◆ WHAT IS ASKED
Gather all lines in the entries below that include the word "operator".

[Records from a collection of figures]
::::

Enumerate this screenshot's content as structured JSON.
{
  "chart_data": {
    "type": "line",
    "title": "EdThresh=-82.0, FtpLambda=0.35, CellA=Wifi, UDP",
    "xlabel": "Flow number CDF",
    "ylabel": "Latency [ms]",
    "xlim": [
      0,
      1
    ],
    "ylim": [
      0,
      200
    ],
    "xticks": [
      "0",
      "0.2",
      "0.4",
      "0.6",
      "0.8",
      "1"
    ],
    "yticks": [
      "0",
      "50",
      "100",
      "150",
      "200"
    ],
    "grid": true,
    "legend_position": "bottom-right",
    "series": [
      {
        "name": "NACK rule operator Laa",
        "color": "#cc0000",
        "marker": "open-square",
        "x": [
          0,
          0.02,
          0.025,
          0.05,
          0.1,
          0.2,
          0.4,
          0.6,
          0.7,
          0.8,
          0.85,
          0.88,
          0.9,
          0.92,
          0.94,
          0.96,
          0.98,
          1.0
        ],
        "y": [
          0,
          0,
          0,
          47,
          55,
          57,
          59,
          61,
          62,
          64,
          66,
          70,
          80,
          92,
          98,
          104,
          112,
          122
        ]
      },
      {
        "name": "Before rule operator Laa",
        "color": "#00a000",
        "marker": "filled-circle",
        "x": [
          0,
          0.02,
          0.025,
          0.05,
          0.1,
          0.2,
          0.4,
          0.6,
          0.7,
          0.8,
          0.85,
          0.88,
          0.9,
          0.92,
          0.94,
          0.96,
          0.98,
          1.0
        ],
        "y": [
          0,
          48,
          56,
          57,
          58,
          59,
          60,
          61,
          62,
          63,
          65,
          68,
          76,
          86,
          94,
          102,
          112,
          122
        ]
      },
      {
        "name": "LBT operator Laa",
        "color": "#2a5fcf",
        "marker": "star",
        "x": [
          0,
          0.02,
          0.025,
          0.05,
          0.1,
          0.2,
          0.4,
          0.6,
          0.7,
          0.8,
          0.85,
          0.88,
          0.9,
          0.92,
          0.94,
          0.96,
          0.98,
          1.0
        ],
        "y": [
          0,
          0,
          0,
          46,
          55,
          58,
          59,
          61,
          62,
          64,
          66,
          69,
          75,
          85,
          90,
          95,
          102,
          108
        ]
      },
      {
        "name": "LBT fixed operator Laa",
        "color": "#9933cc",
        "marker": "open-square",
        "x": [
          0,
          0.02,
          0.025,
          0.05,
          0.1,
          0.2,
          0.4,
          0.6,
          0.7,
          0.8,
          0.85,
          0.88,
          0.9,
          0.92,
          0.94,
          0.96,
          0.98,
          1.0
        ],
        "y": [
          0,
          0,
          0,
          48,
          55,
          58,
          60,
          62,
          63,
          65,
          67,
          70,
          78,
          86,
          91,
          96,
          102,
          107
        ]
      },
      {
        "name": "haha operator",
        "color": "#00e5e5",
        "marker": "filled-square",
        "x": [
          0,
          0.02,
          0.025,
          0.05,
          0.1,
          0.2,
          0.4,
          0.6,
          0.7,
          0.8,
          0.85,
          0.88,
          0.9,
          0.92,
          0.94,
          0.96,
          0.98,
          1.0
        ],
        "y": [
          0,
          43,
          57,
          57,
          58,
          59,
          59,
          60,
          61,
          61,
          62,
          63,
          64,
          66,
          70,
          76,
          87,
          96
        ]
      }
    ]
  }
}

::::

◆ RESULT OF THE EXERCISE
        "name": "NACK rule operator Laa",
        "name": "Before rule operator Laa",
        "name": "LBT operator Laa",
        "name": "LBT fixed operator Laa",
        "name": "haha operator",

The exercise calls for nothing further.